What to produce:
Make an exact copy of all the entries below, with the pictures left out.
** start **
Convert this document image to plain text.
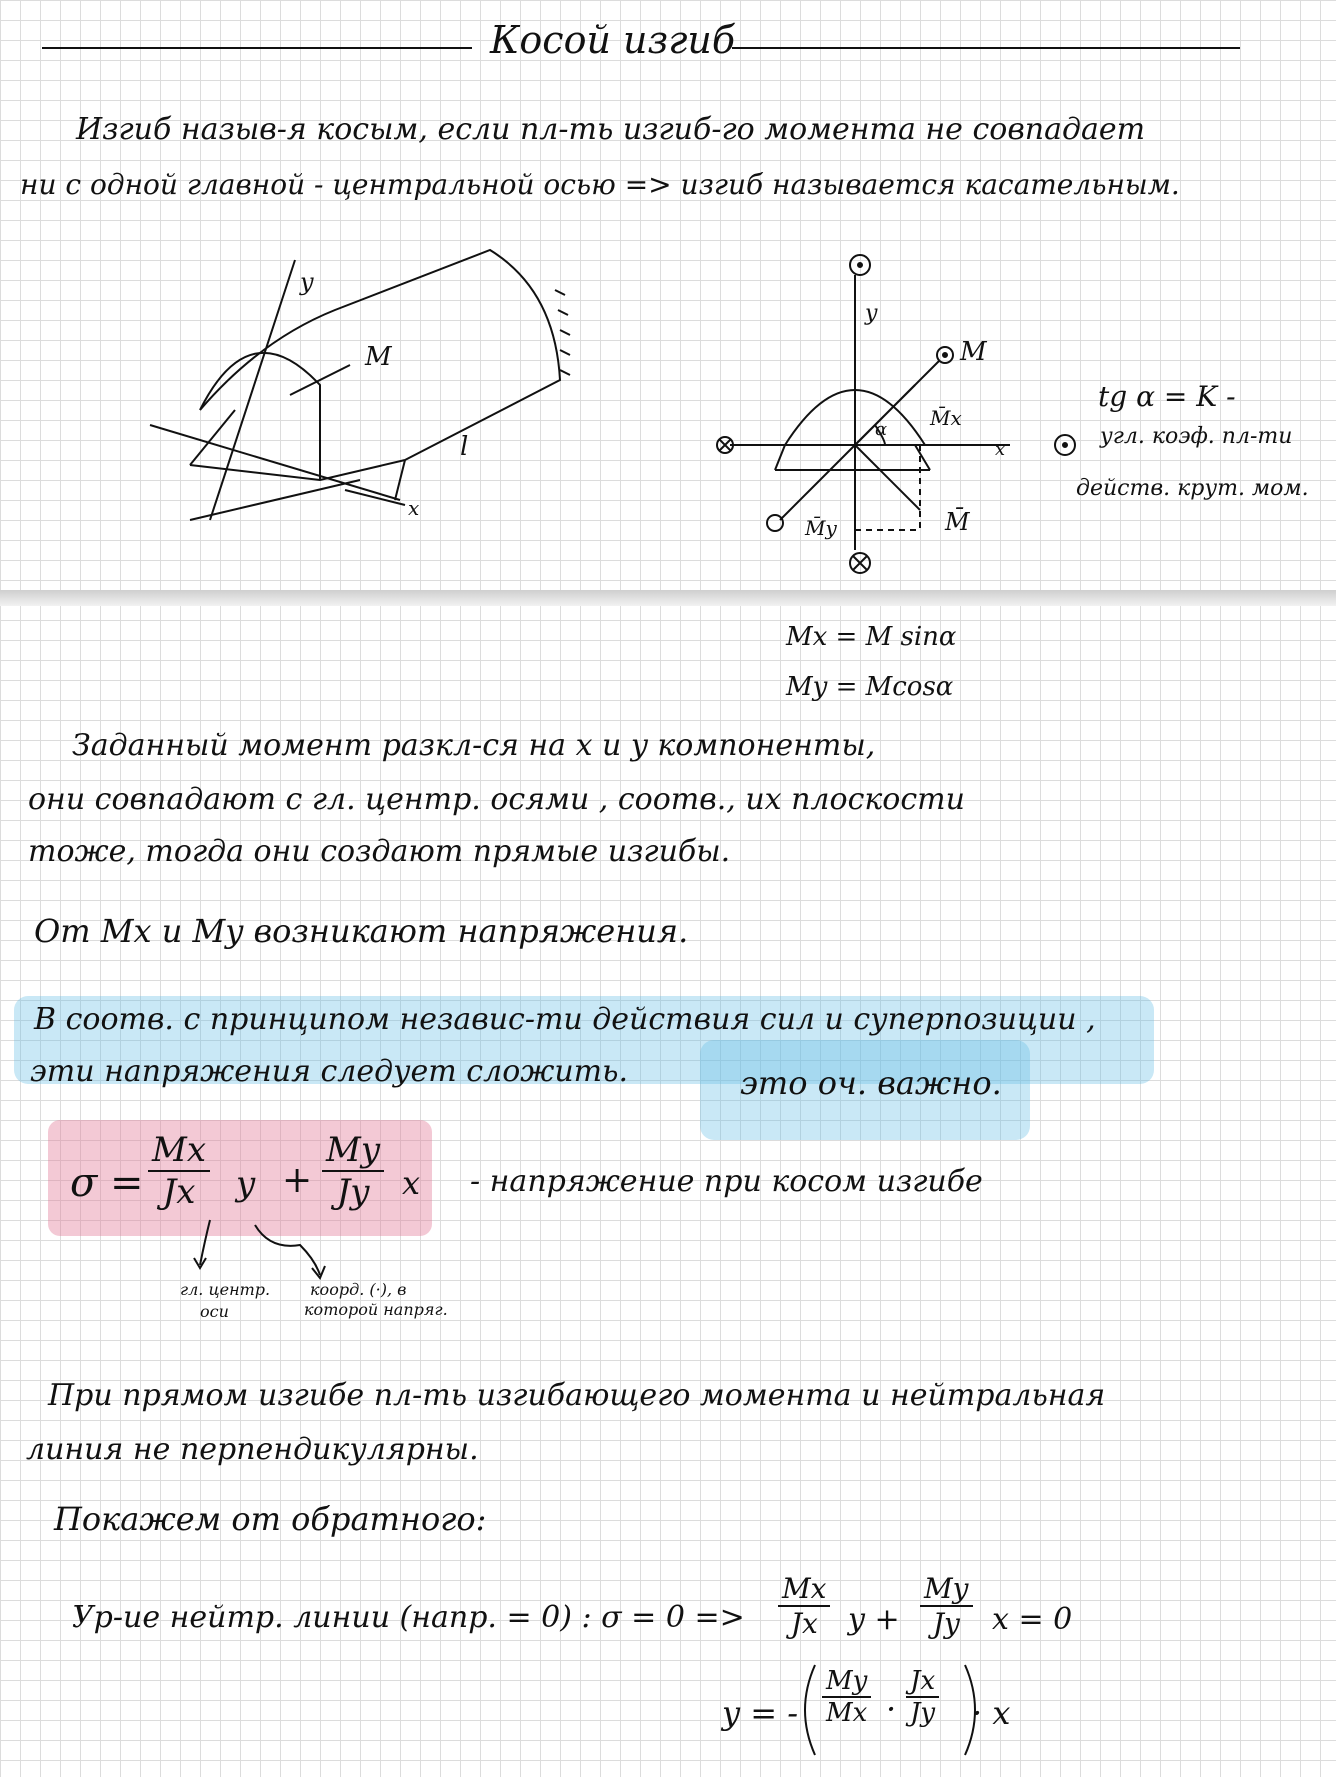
Косой изгиб
Изгиб назыв-я косым, если пл-ть изгиб-го момента не совпадает
ни с одной главной - центральной осью => изгиб называется касательным.
y
M
l
x
y
M
M̄x
α
x
M̄y	M̄
tg α = K -
угл. коэф. пл-ти
действ. крут. мом.
Mx = M sinα
My = Mcosα
Заданный момент разкл-ся на x и y компоненты,
они совпадают с гл. центр. осями , соотв., их плоскости
тоже, тогда они создают прямые изгибы.
От Mx и My возникают напряжения.
В соотв. с принципом независ-ти действия сил и суперпозиции ,
эти напряжения следует сложить.	это оч. важно.
$\sigma = \frac{Mx}{Jx}$ $y + \frac{My}{Jy}$ x - напряжение при косом изгибе
гл. центр.
оси
коорд. (·), в
которой напряг.
При прямом изгибе пл-ть изгибающего момента и нейтральная
линия не перпендикулярны.
Покажем от обратного:
Ур-ие нейтр. линии (напр. = 0) : $\sigma = 0 => \frac{Mx}{Jx}$ $y + \frac{My}{Jy}$ x = 0
y = - $\frac{My}{Mx} \cdot \frac{Jx}{Jy} \cdot x$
** end **
Solution to the problem:
Convert this document image to plain text.
Косой изгиб
Изгиб назыв-я косым, если пл-ть изгиб-го момента не совпадает
ни с одной главной - центральной осью => изгиб называется касательным.
y
M
l
x
y
M
M̄x
α
x
M̄y	M̄
tg α = K -
угл. коэф. пл-ти
действ. крут. мом.
Mx = M sinα
My = Mcosα
Заданный момент разкл-ся на x и y компоненты,
они совпадают с гл. центр. осями , соотв., их плоскости
тоже, тогда они создают прямые изгибы.
От Mx и My возникают напряжения.
В соотв. с принципом независ-ти действия сил и суперпозиции ,
эти напряжения следует сложить.	это оч. важно.
$\sigma = \frac{Mx}{Jx}$ $y + \frac{My}{Jy}$ x - напряжение при косом изгибе
гл. центр.
оси
коорд. (·), в
которой напряг.
При прямом изгибе пл-ть изгибающего момента и нейтральная
линия не перпендикулярны.
Покажем от обратного:
Ур-ие нейтр. линии (напр. = 0) : $\sigma = 0 => \frac{Mx}{Jx}$ $y + \frac{My}{Jy}$ x = 0
y = - $\frac{My}{Mx} \cdot \frac{Jx}{Jy} \cdot x$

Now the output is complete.